**Information supplied**
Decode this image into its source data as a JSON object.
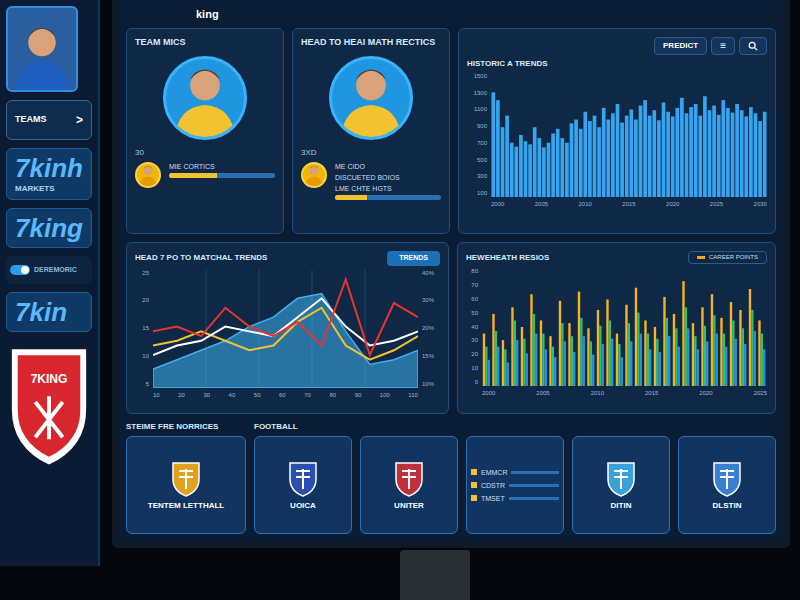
{
  "window": {
    "title": "king"
  },
  "sidebar": {
    "items": [
      {
        "kind": "nav",
        "label": "TEAMS",
        "icon": ">"
      },
      {
        "kind": "logo",
        "label": "7kinh",
        "sub": "MARKETS"
      },
      {
        "kind": "logo",
        "label": "7king"
      },
      {
        "kind": "toggle",
        "label": "DEREMORIC",
        "on": true
      },
      {
        "kind": "logo",
        "label": "7kin"
      },
      {
        "kind": "shield",
        "label": "7KING"
      }
    ]
  },
  "toolbar": {
    "filter": "PREDICT",
    "menu": "≡"
  },
  "player_cards": [
    {
      "title": "TEAM MICS",
      "number": "30",
      "details": [
        "MIE CORTICS"
      ],
      "level": 0.45
    },
    {
      "title": "HEAD TO HEAI MATH RECTICS",
      "number": "3XD",
      "details": [
        "ME CIDO",
        "DISCUETED BOIOS",
        "LME CHTE HGTS"
      ],
      "level": 0.3
    }
  ],
  "historic_chart": {
    "title": "HISTORIC A TRENDS",
    "max": 1600,
    "y_ticks": [
      "1500",
      "1300",
      "1100",
      "900",
      "700",
      "500",
      "300",
      "100"
    ],
    "x_ticks": [
      "2000",
      "2005",
      "2010",
      "2015",
      "2020",
      "2025",
      "2030"
    ],
    "values": [
      1350,
      1250,
      900,
      1050,
      700,
      650,
      800,
      720,
      680,
      900,
      760,
      640,
      700,
      820,
      880,
      760,
      700,
      950,
      1000,
      880,
      1100,
      980,
      1050,
      900,
      1150,
      1000,
      1080,
      1200,
      960,
      1050,
      1130,
      1000,
      1180,
      1250,
      1050,
      1120,
      990,
      1220,
      1100,
      1040,
      1150,
      1280,
      1080,
      1160,
      1200,
      1050,
      1300,
      1120,
      1180,
      1060,
      1250,
      1150,
      1090,
      1200,
      1120,
      1040,
      1160,
      1080,
      980,
      1100
    ]
  },
  "trend_chart": {
    "title": "HEAD 7 PO TO MATCHAL TRENDS",
    "button": "TRENDS",
    "max": 25,
    "y_ticks_left": [
      "25",
      "20",
      "15",
      "10",
      "5"
    ],
    "y_ticks_right": [
      "40%",
      "30%",
      "20%",
      "15%",
      "10%"
    ],
    "x_ticks": [
      "10",
      "20",
      "30",
      "40",
      "50",
      "60",
      "70",
      "80",
      "90",
      "100",
      "110"
    ],
    "series": [
      {
        "kind": "area",
        "color": "#3fb0f0",
        "values": [
          4,
          6,
          8,
          10,
          13,
          15,
          19,
          20,
          12,
          5,
          6,
          8
        ]
      },
      {
        "kind": "line",
        "color": "#f2c230",
        "values": [
          9,
          10,
          12,
          10,
          8,
          9,
          14,
          17,
          9,
          6,
          8,
          11
        ]
      },
      {
        "kind": "line",
        "color": "#ffffff",
        "values": [
          7,
          9,
          10,
          13,
          12,
          11,
          15,
          19,
          13,
          9,
          10,
          12
        ]
      },
      {
        "kind": "line",
        "color": "#e8342f",
        "values": [
          12,
          13,
          11,
          17,
          13,
          11,
          14,
          9,
          23,
          7,
          18,
          15
        ]
      }
    ]
  },
  "ratio_chart": {
    "title": "HEWEHEATH RESIOS",
    "max": 90,
    "legend": [
      {
        "label": "CAREER POINTS",
        "color": "#f5a623"
      }
    ],
    "y_ticks": [
      "80",
      "70",
      "60",
      "50",
      "40",
      "30",
      "20",
      "10",
      "0"
    ],
    "x_ticks": [
      "2000",
      "2005",
      "2010",
      "2015",
      "2020",
      "2025"
    ],
    "series": [
      {
        "color": "#f5b323",
        "values": [
          40,
          55,
          35,
          60,
          45,
          70,
          50,
          38,
          65,
          48,
          72,
          44,
          58,
          66,
          40,
          62,
          75,
          50,
          45,
          68,
          55,
          80,
          48,
          60,
          70,
          52,
          64,
          58,
          74,
          50
        ]
      },
      {
        "color": "#2fbf71",
        "values": [
          30,
          42,
          28,
          50,
          36,
          55,
          40,
          30,
          48,
          38,
          52,
          34,
          46,
          50,
          32,
          48,
          56,
          40,
          36,
          52,
          44,
          60,
          38,
          46,
          54,
          40,
          50,
          44,
          58,
          40
        ]
      },
      {
        "color": "#2f8fe0",
        "values": [
          20,
          30,
          18,
          35,
          25,
          40,
          28,
          22,
          34,
          26,
          38,
          24,
          32,
          36,
          22,
          34,
          40,
          28,
          26,
          38,
          30,
          44,
          28,
          34,
          40,
          30,
          36,
          32,
          42,
          28
        ]
      }
    ]
  },
  "bottom_groups": [
    {
      "title": "STEIME FRE NORRICES",
      "cards": [
        {
          "kind": "badge",
          "label": "TENTEM LETTHALL",
          "color": "#e0a020"
        }
      ]
    },
    {
      "title": "FOOTBALL",
      "cards": [
        {
          "kind": "badge",
          "label": "UOICA",
          "color": "#2a4fb0"
        },
        {
          "kind": "badge",
          "label": "UNITER",
          "color": "#c0303a"
        },
        {
          "kind": "list",
          "rows": [
            "EMMCR",
            "CDSTR",
            "TMSET"
          ]
        },
        {
          "kind": "badge",
          "label": "DITIN",
          "color": "#3aa0d8"
        },
        {
          "kind": "badge",
          "label": "DLSTIN",
          "color": "#3a7fd0"
        }
      ]
    }
  ]
}
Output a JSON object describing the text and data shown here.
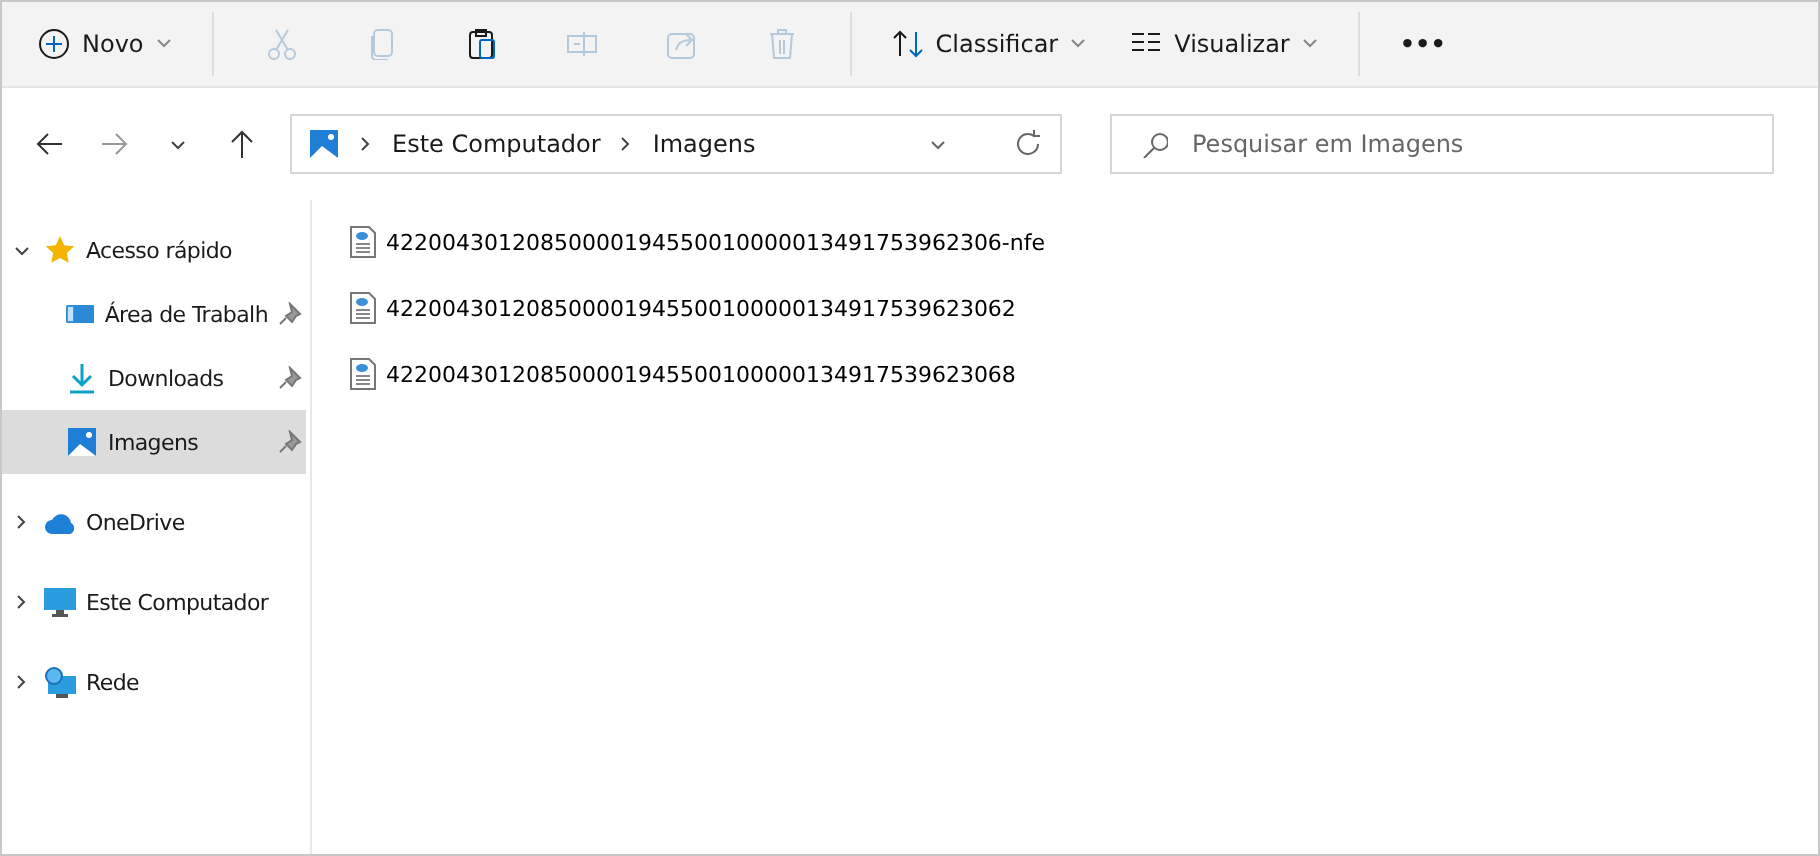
{
  "toolbar": {
    "new": {
      "label": "Novo"
    },
    "actions": [
      {
        "kind": "cut",
        "disabled": true
      },
      {
        "kind": "copy",
        "disabled": true
      },
      {
        "kind": "paste",
        "disabled": false
      },
      {
        "kind": "rename",
        "disabled": true
      },
      {
        "kind": "share",
        "disabled": true
      },
      {
        "kind": "delete",
        "disabled": true
      }
    ],
    "sort": {
      "label": "Classificar"
    },
    "view": {
      "label": "Visualizar"
    },
    "more": {
      "label": "•••"
    }
  },
  "nav": {
    "back_disabled": false,
    "forward_disabled": true
  },
  "address": {
    "crumbs": [
      "Este Computador",
      "Imagens"
    ]
  },
  "search": {
    "placeholder": "Pesquisar em Imagens"
  },
  "sidebar": {
    "items": [
      {
        "label": "Acesso rápido",
        "kind": "star",
        "expanded": true,
        "selected": false,
        "children": [
          {
            "label": "Área de Trabalh",
            "kind": "desktop",
            "pinned": true,
            "selected": false
          },
          {
            "label": "Downloads",
            "kind": "download",
            "pinned": true,
            "selected": false
          },
          {
            "label": "Imagens",
            "kind": "pictures",
            "pinned": true,
            "selected": true
          }
        ]
      },
      {
        "label": "OneDrive",
        "kind": "cloud",
        "expanded": false,
        "selected": false
      },
      {
        "label": "Este Computador",
        "kind": "monitor",
        "expanded": false,
        "selected": false
      },
      {
        "label": "Rede",
        "kind": "network",
        "expanded": false,
        "selected": false
      }
    ]
  },
  "files": [
    {
      "name": "42200430120850000194550010000013491753962306-nfe"
    },
    {
      "name": "422004301208500001945500100000134917539623062"
    },
    {
      "name": "422004301208500001945500100000134917539623068"
    }
  ]
}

**What is asked**
Lines holding the word "HEAD" in the entries above are the ones to pull out. Copy them all.

**Result**
      "title": "HEAD TO HEAI MATH RECTICS",
    "title": "HEAD 7 PO TO MATCHAL TRENDS",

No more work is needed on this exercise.